# [What is asked]
Make an exact copy of all the records.
+++
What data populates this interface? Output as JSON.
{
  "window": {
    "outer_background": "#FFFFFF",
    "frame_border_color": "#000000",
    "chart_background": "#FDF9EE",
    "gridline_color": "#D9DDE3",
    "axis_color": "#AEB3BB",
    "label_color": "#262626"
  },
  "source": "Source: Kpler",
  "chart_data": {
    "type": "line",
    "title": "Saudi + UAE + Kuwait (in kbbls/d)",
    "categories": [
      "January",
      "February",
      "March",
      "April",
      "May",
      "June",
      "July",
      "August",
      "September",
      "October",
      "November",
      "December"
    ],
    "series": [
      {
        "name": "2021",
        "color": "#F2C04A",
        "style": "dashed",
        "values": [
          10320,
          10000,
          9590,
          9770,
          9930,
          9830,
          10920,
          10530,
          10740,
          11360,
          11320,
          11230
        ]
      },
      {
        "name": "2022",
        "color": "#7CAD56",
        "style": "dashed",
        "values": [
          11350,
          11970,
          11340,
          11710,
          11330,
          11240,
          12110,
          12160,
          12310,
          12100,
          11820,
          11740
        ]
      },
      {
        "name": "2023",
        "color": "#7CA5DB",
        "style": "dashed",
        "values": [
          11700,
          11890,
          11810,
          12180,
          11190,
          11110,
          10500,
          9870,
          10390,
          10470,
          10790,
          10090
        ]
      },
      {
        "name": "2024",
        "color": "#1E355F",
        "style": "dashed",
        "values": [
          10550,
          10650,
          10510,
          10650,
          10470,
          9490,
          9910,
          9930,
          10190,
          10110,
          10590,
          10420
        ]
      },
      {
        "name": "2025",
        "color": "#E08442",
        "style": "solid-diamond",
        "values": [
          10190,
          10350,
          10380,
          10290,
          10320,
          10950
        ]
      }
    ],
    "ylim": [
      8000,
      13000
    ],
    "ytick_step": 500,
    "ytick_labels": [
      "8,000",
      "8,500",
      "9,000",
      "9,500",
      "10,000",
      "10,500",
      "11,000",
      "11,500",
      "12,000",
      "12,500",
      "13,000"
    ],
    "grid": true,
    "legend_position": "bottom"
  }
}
+++
# [Solution below]
What data populates this interface? Output as JSON.
{
  "window": {
    "outer_background": "#FFFFFF",
    "frame_border_color": "#000000",
    "chart_background": "#FDF9EE",
    "gridline_color": "#D9DDE3",
    "axis_color": "#AEB3BB",
    "label_color": "#262626"
  },
  "source": "Source: Kpler",
  "chart_data": {
    "type": "line",
    "title": "Saudi + UAE + Kuwait (in kbbls/d)",
    "categories": [
      "January",
      "February",
      "March",
      "April",
      "May",
      "June",
      "July",
      "August",
      "September",
      "October",
      "November",
      "December"
    ],
    "series": [
      {
        "name": "2021",
        "color": "#F2C04A",
        "style": "dashed",
        "values": [
          10320,
          10000,
          9590,
          9770,
          9930,
          9830,
          10920,
          10530,
          10740,
          11360,
          11320,
          11230
        ]
      },
      {
        "name": "2022",
        "color": "#7CAD56",
        "style": "dashed",
        "values": [
          11350,
          11970,
          11340,
          11710,
          11330,
          11240,
          12110,
          12160,
          12310,
          12100,
          11820,
          11740
        ]
      },
      {
        "name": "2023",
        "color": "#7CA5DB",
        "style": "dashed",
        "values": [
          11700,
          11890,
          11810,
          12180,
          11190,
          11110,
          10500,
          9870,
          10390,
          10470,
          10790,
          10090
        ]
      },
      {
        "name": "2024",
        "color": "#1E355F",
        "style": "dashed",
        "values": [
          10550,
          10650,
          10510,
          10650,
          10470,
          9490,
          9910,
          9930,
          10190,
          10110,
          10590,
          10420
        ]
      },
      {
        "name": "2025",
        "color": "#E08442",
        "style": "solid-diamond",
        "values": [
          10190,
          10350,
          10380,
          10290,
          10320,
          10950
        ]
      }
    ],
    "ylim": [
      8000,
      13000
    ],
    "ytick_step": 500,
    "ytick_labels": [
      "8,000",
      "8,500",
      "9,000",
      "9,500",
      "10,000",
      "10,500",
      "11,000",
      "11,500",
      "12,000",
      "12,500",
      "13,000"
    ],
    "grid": true,
    "legend_position": "bottom"
  }
}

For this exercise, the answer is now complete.